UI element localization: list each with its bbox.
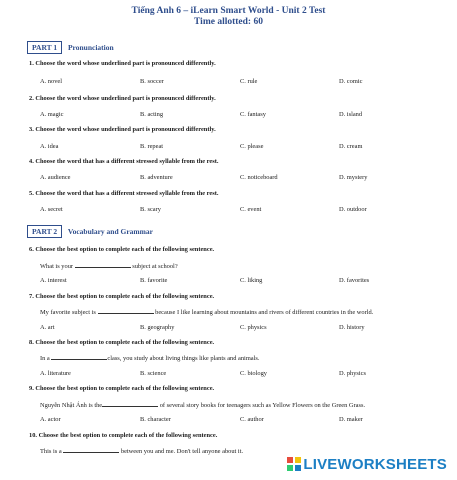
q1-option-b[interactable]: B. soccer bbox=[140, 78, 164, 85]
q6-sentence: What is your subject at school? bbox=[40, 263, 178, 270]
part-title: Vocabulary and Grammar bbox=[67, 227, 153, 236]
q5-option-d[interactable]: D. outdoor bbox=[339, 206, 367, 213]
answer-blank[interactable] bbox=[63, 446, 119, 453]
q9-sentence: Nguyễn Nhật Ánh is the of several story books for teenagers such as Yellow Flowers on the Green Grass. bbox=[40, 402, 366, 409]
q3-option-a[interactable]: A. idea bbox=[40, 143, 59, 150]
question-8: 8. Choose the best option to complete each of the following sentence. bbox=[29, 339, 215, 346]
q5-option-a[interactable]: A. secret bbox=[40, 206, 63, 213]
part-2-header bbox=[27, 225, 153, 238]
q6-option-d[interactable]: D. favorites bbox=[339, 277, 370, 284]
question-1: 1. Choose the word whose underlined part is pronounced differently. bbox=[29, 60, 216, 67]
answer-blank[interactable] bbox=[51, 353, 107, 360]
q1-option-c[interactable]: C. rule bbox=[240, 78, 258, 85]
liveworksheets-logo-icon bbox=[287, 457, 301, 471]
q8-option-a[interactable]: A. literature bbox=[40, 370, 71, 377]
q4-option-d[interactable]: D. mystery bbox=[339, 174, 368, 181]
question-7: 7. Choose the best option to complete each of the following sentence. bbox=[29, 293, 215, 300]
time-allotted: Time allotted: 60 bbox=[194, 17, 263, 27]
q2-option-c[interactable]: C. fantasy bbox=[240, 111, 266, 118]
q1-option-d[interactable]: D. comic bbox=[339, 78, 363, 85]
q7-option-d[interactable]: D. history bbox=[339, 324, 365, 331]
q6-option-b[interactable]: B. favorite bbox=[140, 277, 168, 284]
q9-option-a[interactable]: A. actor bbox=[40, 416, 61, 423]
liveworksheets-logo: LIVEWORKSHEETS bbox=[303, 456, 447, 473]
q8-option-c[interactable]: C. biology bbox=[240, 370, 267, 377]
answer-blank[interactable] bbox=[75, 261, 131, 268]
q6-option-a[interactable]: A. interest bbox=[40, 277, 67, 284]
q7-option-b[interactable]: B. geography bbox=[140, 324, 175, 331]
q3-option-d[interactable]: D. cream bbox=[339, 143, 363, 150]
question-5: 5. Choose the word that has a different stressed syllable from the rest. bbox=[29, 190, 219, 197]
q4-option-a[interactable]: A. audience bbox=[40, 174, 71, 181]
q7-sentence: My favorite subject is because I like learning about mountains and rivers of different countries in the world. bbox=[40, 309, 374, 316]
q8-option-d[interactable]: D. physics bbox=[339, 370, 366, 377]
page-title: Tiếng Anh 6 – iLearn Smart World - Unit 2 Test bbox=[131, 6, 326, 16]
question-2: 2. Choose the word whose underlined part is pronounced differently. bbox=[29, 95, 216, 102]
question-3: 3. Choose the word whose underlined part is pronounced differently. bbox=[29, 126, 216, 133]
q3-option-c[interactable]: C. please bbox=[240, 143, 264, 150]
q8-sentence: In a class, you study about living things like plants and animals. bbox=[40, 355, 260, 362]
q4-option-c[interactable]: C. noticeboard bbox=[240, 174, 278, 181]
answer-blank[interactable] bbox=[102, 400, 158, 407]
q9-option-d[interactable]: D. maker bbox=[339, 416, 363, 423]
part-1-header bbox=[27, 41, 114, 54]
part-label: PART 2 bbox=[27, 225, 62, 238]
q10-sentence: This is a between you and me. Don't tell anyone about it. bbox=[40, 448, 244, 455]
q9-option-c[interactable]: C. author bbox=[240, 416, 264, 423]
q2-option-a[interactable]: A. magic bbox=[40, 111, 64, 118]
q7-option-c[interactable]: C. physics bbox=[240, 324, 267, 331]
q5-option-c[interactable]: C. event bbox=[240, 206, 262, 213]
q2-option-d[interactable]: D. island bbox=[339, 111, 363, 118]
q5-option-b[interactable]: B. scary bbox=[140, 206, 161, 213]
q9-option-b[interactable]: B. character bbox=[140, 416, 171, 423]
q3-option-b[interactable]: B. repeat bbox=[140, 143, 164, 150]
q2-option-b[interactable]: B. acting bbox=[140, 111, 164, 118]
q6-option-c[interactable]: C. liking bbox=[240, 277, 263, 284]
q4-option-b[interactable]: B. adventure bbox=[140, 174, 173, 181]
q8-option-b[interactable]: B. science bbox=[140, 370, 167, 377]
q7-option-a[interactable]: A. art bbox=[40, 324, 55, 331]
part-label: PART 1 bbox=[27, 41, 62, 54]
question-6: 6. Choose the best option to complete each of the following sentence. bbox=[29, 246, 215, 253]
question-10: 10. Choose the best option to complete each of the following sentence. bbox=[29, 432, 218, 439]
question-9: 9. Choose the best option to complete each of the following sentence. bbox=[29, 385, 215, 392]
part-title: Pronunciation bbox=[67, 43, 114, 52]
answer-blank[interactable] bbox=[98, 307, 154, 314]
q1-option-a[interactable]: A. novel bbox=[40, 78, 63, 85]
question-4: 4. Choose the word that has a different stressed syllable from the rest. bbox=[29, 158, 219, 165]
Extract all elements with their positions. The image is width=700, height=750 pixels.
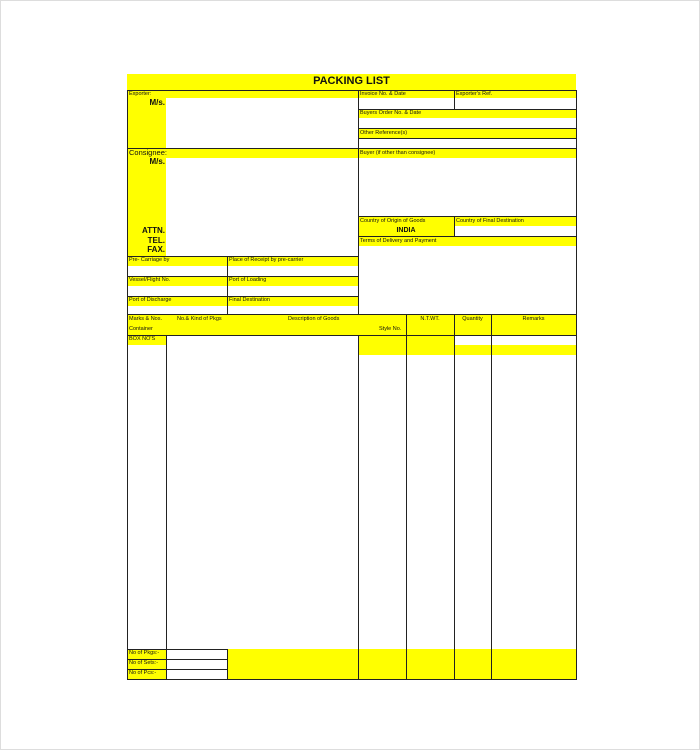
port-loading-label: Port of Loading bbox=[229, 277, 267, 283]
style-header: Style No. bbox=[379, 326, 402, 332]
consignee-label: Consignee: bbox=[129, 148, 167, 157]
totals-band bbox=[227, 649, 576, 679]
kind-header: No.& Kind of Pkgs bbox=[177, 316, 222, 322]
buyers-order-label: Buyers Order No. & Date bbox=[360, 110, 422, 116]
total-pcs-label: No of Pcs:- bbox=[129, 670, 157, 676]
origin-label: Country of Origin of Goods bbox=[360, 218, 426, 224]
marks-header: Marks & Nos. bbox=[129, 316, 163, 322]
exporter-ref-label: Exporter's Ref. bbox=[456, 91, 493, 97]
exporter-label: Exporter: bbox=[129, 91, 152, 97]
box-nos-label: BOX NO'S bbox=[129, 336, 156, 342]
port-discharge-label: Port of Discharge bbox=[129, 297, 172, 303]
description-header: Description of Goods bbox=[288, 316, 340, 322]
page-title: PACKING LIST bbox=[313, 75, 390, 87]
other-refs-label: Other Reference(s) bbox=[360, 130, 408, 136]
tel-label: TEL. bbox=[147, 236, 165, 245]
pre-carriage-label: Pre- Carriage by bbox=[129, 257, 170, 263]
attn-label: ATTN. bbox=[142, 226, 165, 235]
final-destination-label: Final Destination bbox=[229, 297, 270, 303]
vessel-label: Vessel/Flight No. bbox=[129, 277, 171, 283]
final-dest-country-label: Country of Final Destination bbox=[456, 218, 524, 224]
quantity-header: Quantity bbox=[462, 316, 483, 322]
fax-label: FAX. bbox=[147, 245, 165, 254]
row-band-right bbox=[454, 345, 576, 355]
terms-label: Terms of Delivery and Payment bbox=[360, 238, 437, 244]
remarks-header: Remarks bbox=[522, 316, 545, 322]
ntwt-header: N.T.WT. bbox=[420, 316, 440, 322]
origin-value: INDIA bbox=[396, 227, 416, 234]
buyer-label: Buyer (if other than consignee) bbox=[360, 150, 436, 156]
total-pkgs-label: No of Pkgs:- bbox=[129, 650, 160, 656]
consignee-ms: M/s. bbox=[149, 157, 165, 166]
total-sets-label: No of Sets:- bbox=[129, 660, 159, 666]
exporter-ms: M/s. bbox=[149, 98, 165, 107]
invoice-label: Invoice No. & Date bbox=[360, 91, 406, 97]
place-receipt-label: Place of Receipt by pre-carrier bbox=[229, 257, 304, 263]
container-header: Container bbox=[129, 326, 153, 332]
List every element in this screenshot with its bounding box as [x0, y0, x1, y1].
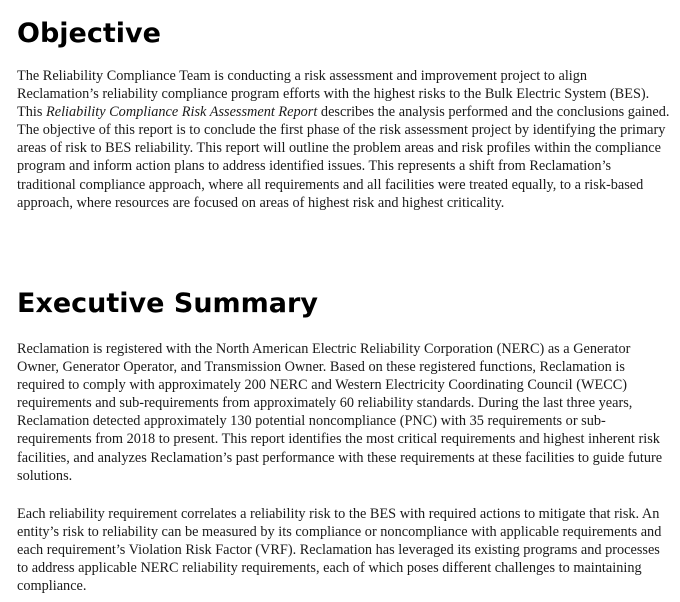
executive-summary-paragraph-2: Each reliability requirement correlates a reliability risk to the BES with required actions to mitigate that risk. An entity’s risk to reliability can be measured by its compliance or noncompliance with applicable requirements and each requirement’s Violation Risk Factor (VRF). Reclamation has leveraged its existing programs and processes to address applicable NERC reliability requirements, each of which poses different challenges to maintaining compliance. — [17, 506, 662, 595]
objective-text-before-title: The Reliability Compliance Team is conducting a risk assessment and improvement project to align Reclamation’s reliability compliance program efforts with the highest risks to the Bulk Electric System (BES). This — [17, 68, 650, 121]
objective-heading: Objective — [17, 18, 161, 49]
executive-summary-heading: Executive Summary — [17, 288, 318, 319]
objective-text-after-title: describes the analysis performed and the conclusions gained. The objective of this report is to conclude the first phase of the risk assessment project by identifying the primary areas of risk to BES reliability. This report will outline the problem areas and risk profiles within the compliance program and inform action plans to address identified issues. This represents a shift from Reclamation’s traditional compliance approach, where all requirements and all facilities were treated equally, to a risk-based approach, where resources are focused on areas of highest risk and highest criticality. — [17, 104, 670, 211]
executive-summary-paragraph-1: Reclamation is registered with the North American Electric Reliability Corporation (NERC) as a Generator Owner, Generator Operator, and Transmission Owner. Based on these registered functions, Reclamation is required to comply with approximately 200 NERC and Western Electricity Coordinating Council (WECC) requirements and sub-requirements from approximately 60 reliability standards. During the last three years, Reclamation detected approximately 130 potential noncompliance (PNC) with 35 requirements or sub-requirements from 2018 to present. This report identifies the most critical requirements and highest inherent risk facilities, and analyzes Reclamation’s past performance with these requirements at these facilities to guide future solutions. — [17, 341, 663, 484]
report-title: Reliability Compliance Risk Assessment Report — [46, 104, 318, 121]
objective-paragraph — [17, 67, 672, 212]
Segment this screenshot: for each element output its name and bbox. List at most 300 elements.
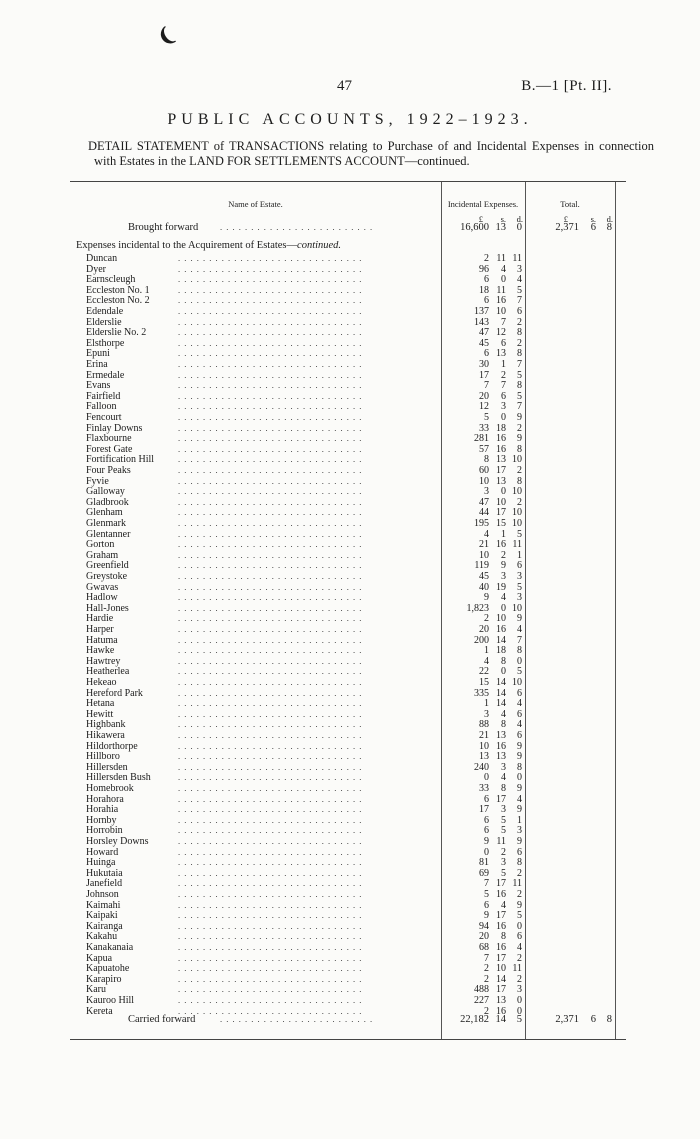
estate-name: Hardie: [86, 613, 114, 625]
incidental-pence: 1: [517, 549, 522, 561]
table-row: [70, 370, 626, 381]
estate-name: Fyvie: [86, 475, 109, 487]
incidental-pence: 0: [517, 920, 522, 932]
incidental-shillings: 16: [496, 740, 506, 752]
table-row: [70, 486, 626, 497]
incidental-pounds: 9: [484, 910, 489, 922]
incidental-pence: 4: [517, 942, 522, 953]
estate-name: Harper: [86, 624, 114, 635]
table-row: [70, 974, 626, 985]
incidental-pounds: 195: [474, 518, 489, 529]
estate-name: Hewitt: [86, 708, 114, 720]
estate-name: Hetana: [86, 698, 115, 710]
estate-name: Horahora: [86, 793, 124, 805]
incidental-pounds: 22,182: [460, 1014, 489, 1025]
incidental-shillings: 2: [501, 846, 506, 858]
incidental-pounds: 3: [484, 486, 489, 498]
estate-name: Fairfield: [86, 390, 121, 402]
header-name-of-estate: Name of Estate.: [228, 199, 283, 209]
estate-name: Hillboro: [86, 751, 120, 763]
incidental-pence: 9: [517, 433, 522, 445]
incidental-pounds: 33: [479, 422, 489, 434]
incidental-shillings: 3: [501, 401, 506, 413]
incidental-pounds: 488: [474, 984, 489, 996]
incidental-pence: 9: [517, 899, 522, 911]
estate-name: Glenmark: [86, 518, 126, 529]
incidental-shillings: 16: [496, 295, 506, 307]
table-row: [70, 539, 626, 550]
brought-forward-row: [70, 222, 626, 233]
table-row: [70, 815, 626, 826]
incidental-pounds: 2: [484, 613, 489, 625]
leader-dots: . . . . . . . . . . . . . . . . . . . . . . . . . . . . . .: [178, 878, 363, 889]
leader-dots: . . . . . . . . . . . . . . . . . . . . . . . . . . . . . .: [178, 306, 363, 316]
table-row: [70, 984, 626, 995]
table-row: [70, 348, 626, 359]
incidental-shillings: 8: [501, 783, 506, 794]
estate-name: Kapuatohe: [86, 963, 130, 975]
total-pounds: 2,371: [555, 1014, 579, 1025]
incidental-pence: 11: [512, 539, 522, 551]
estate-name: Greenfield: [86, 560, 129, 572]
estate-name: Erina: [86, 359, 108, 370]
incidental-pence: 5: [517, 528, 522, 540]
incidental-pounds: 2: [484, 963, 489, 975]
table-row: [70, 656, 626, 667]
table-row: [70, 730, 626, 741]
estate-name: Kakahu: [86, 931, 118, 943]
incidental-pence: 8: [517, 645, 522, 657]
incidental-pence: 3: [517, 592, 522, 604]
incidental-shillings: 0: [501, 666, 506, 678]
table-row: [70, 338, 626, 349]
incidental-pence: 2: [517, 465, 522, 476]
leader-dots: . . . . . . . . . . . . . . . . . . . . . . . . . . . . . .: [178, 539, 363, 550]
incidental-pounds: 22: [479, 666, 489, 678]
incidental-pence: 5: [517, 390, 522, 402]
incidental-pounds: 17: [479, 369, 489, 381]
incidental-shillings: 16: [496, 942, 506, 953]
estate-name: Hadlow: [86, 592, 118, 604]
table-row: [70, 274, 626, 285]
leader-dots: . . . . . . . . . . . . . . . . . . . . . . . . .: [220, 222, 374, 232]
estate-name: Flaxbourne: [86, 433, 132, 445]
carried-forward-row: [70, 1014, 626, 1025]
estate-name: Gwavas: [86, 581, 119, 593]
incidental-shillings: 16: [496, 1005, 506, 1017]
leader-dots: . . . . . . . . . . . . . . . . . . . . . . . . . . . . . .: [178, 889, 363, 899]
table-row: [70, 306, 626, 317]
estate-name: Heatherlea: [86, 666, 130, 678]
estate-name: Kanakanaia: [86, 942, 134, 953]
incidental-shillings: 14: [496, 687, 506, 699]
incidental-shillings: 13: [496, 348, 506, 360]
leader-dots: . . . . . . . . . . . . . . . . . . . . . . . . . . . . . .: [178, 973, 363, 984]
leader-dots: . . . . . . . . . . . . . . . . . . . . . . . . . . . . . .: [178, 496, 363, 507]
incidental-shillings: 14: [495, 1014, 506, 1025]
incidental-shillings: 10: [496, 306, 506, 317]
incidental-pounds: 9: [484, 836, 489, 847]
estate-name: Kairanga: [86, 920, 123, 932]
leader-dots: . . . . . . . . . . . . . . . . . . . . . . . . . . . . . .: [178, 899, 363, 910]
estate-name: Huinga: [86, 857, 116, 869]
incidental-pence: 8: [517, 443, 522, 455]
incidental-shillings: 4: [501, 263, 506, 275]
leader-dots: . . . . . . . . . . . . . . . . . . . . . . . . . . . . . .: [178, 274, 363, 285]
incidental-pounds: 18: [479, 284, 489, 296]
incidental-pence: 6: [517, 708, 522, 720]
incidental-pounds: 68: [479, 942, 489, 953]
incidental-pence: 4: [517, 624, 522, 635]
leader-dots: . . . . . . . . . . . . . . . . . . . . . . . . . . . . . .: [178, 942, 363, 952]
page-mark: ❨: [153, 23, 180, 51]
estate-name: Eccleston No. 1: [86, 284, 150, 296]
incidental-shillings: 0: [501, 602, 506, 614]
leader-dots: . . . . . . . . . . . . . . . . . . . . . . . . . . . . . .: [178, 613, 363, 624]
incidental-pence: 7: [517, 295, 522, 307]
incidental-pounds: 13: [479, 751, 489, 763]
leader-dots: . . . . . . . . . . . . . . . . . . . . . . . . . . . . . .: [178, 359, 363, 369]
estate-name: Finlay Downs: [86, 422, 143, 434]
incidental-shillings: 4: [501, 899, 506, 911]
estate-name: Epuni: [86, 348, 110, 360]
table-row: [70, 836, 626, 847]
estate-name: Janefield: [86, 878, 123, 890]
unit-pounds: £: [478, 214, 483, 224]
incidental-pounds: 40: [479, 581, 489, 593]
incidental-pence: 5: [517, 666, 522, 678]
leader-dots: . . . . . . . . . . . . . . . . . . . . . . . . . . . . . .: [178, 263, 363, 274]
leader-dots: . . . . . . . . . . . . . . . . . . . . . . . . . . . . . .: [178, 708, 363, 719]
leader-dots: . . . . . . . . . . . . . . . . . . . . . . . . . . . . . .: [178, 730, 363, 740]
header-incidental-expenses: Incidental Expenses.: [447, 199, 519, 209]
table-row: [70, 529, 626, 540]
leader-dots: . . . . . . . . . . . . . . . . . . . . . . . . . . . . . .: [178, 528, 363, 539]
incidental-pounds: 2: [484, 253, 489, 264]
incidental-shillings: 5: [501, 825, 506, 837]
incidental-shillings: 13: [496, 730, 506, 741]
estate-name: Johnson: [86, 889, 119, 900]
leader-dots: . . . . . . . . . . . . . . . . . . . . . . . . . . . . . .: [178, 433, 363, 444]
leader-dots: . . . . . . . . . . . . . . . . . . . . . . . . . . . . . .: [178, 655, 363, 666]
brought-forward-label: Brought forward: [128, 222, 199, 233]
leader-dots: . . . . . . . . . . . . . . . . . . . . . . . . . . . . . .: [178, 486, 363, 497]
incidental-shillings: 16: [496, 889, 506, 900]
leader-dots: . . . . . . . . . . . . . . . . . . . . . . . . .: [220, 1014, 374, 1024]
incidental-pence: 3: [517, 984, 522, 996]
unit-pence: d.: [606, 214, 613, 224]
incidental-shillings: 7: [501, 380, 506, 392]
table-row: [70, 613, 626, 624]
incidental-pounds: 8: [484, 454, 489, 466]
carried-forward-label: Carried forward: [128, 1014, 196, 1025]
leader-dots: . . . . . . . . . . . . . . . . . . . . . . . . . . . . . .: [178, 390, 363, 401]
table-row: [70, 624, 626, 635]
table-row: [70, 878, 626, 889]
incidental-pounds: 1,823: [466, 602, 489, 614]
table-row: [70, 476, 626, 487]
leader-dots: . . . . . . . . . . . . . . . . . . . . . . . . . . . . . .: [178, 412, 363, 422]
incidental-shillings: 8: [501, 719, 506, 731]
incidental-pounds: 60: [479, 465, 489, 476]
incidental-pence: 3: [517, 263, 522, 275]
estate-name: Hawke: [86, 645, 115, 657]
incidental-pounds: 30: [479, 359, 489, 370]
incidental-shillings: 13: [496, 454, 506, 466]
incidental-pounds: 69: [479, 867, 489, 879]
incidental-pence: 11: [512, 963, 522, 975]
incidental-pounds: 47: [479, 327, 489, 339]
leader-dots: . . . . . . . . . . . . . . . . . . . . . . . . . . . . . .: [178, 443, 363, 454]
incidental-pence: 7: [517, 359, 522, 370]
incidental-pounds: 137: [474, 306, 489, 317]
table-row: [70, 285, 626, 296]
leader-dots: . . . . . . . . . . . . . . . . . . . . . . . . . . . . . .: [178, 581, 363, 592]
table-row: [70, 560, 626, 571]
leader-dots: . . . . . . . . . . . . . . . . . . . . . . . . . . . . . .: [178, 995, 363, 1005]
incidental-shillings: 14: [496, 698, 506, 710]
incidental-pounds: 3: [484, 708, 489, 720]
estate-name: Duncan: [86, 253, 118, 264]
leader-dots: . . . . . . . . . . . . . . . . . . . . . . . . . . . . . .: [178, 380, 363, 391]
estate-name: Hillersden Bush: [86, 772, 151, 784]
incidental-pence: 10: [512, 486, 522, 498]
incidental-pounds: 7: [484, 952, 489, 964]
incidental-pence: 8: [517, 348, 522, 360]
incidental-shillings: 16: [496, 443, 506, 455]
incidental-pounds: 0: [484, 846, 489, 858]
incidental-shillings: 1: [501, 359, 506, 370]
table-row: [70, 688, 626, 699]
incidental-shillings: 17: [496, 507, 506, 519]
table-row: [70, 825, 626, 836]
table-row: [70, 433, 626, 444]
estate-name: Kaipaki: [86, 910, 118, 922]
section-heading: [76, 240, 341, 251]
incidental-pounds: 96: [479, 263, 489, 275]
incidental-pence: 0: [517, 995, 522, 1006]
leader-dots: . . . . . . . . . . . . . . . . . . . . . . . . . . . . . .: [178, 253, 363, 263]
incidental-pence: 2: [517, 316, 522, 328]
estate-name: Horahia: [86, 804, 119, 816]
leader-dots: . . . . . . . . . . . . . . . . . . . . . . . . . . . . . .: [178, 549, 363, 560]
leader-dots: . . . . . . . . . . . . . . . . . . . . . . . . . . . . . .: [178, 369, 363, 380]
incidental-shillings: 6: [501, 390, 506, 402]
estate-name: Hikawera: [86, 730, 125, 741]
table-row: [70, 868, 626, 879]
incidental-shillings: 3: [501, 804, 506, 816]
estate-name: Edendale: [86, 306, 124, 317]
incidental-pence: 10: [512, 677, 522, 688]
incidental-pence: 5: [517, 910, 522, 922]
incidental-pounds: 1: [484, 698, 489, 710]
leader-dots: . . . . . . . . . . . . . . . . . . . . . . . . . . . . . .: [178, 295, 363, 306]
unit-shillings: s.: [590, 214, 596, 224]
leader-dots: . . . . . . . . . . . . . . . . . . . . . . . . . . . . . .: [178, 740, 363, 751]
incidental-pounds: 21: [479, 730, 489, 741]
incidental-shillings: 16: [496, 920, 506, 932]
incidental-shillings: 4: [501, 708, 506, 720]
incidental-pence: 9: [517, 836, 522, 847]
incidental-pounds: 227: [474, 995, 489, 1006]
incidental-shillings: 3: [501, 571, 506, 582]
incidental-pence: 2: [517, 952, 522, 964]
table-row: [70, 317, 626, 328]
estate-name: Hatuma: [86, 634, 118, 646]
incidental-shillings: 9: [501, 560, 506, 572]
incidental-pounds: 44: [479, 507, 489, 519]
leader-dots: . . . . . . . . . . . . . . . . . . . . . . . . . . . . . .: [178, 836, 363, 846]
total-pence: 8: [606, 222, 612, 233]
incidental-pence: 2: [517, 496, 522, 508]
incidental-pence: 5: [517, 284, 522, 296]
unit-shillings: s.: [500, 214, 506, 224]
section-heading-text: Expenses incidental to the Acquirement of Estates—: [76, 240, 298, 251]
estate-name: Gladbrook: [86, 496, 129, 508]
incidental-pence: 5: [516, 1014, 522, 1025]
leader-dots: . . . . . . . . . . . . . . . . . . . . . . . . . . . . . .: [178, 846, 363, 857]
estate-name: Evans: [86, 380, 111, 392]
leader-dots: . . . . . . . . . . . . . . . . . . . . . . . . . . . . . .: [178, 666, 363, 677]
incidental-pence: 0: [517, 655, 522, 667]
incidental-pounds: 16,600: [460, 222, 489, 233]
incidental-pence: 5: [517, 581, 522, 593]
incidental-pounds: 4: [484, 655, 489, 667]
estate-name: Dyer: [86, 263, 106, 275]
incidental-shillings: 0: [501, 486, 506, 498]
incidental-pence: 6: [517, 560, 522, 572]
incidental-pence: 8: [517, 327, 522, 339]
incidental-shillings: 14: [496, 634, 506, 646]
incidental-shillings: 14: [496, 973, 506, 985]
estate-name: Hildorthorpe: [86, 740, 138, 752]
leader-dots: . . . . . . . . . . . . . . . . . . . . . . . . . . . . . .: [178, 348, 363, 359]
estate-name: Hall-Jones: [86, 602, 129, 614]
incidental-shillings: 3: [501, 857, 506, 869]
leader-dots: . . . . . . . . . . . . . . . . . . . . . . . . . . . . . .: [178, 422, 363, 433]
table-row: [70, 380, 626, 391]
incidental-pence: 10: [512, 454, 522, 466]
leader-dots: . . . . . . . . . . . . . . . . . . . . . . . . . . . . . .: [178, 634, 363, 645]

# # # # #

» **SET TASK**
Arrange the lines from the one containing "q1-option-b[interactable]: B. soccer" up to and including the one containing "time-allotted: Time allotted: 60" as a JSON list of strings, one string per line, with any blank lines left out.

» **RESPONSE**
[
  "q1-option-b[interactable]: B. soccer bbox=[140, 78, 164, 85]",
  "q6-sentence: What is your subject at school? bbox=[40, 263, 178, 270]",
  "part-title: Vocabulary and Grammar bbox=[67, 227, 153, 236]",
  "q5-option-d[interactable]: D. outdoor bbox=[339, 206, 367, 213]",
  "answer-blank[interactable] bbox=[63, 446, 119, 453]",
  "q9-sentence: Nguyễn Nhật Ánh is the of several story books for teenagers such as Yellow Flowers on the Green Grass. bbox=[40, 402, 366, 409]",
  "q3-option-a[interactable]: A. idea bbox=[40, 143, 59, 150]",
  "question-8: 8. Choose the best option to complete each of the following sentence. bbox=[29, 339, 215, 346]",
  "q5-option-a[interactable]: A. secret bbox=[40, 206, 63, 213]",
  "part-2-header bbox=[27, 225, 153, 238]",
  "q6-option-d[interactable]: D. favorites bbox=[339, 277, 370, 284]",
  "question-1: 1. Choose the word whose underlined part is pronounced differently. bbox=[29, 60, 216, 67]",
  "answer-blank[interactable] bbox=[51, 353, 107, 360]",
  "q1-option-c[interactable]: C. rule bbox=[240, 78, 258, 85]",
  "liveworksheets-logo-icon bbox=[287, 457, 301, 471]",
  "q8-option-a[interactable]: A. literature bbox=[40, 370, 71, 377]",
  "q4-option-d[interactable]: D. mystery bbox=[339, 174, 368, 181]",
  "question-7: 7. Choose the best option to complete each of the following sentence. bbox=[29, 293, 215, 300]",
  "time-allotted: Time allotted: 60 bbox=[194, 17, 263, 27]"
]